··· RAW DATA ···

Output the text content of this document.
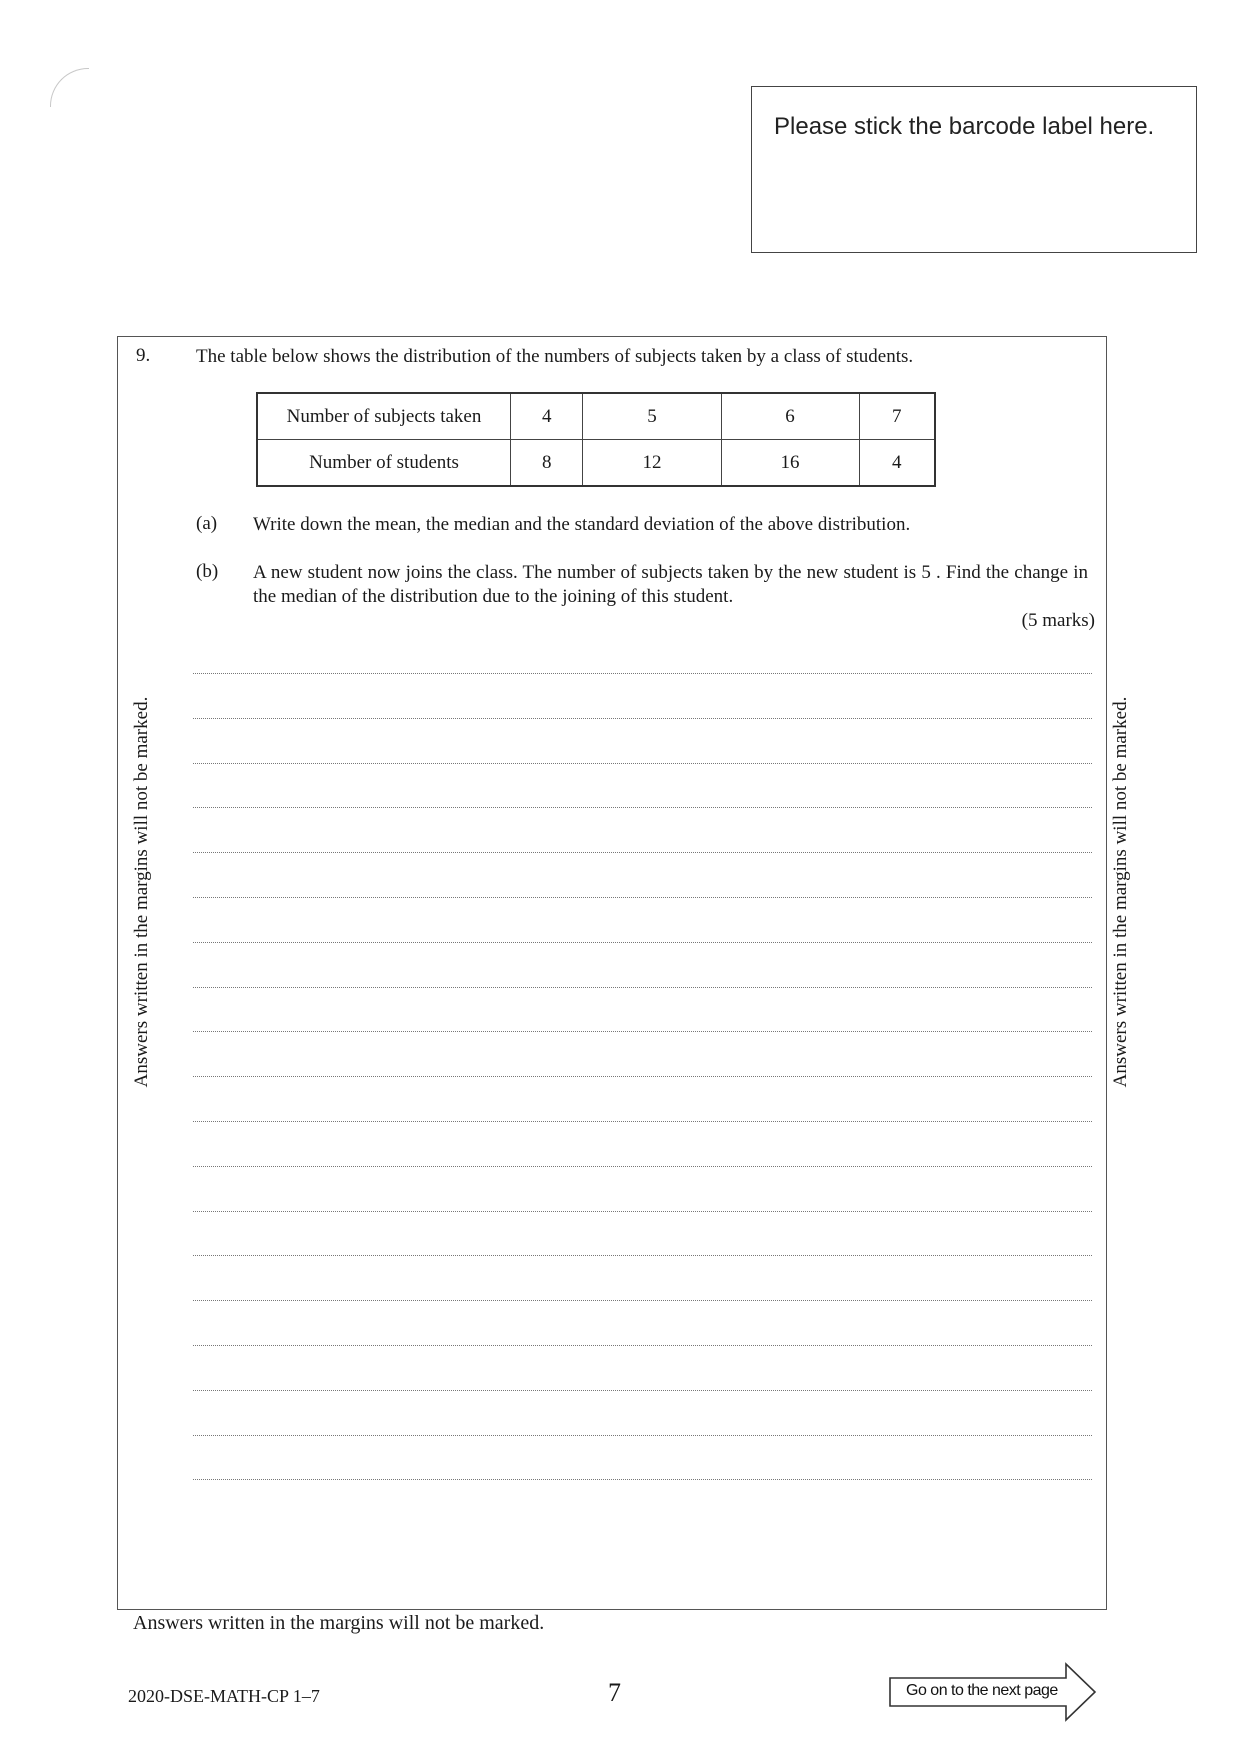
Please stick the barcode label here.
Answers written in the margins will not be marked.	Answers written in the margins will not be marked.
9. The table below shows the distribution of the numbers of subjects taken by a class of students.
Number of subjects taken	4	5	6	7
Number of students	8	12	16	4
(a) Write down the mean, the median and the standard deviation of the above distribution.
(b) A new student now joins the class. The number of subjects taken by the new student is 5 . Find the change in the median of the distribution due to the joining of this student.
(5 marks)
Answers written in the margins will not be marked.
2020-DSE-MATH-CP 1–7	7	Go on to the next page
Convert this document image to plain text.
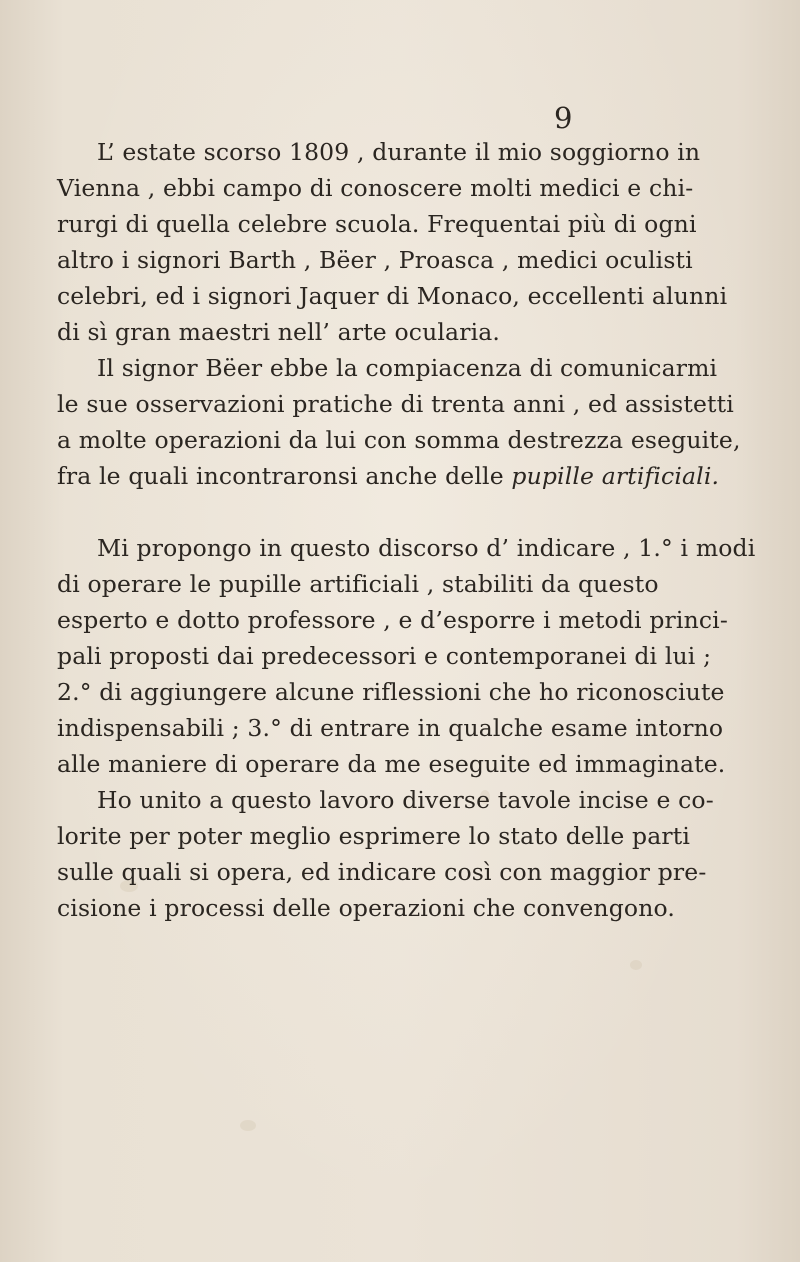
9
L’ estate scorso 1809 , durante il mio soggiorno in
Vienna , ebbi campo di conoscere molti medici e chi-
rurgi di quella celebre scuola. Frequentai più di ogni
altro i signori Barth , Bëer , Proasca , medici oculisti
celebri, ed i signori Jaquer di Monaco, eccellenti alunni
di sì gran maestri nell’ arte ocularia.
Il signor Bëer ebbe la compiacenza di comunicarmi
le sue osservazioni pratiche di trenta anni , ed assistetti
a molte operazioni da lui con somma destrezza eseguite,
fra le quali incontraronsi anche delle pupille artificiali.
Mi propongo in questo discorso d’ indicare , 1.° i modi
di operare le pupille artificiali , stabiliti da questo
esperto e dotto professore , e d’esporre i metodi princi-
pali proposti dai predecessori e contemporanei di lui ;
2.° di aggiungere alcune riflessioni che ho riconosciute
indispensabili ; 3.° di entrare in qualche esame intorno
alle maniere di operare da me eseguite ed immaginate.
Ho unito a questo lavoro diverse tavole incise e co-
lorite per poter meglio esprimere lo stato delle parti
sulle quali si opera, ed indicare così con maggior pre-
cisione i processi delle operazioni che convengono.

···

> _TASK DIRECTIONS_:
The lines to write out run from the one containing "Convert this document image to plain text." through the final line of the material above, both included; write them out exactly, with no pictures.

> _REPLY TO THE TASK_:
Convert this document image to plain text.
9
L’ estate scorso 1809 , durante il mio soggiorno in
Vienna , ebbi campo di conoscere molti medici e chi-
rurgi di quella celebre scuola. Frequentai più di ogni
altro i signori Barth , Bëer , Proasca , medici oculisti
celebri, ed i signori Jaquer di Monaco, eccellenti alunni
di sì gran maestri nell’ arte ocularia.
Il signor Bëer ebbe la compiacenza di comunicarmi
le sue osservazioni pratiche di trenta anni , ed assistetti
a molte operazioni da lui con somma destrezza eseguite,
fra le quali incontraronsi anche delle pupille artificiali.
Mi propongo in questo discorso d’ indicare , 1.° i modi
di operare le pupille artificiali , stabiliti da questo
esperto e dotto professore , e d’esporre i metodi princi-
pali proposti dai predecessori e contemporanei di lui ;
2.° di aggiungere alcune riflessioni che ho riconosciute
indispensabili ; 3.° di entrare in qualche esame intorno
alle maniere di operare da me eseguite ed immaginate.
Ho unito a questo lavoro diverse tavole incise e co-
lorite per poter meglio esprimere lo stato delle parti
sulle quali si opera, ed indicare così con maggior pre-
cisione i processi delle operazioni che convengono.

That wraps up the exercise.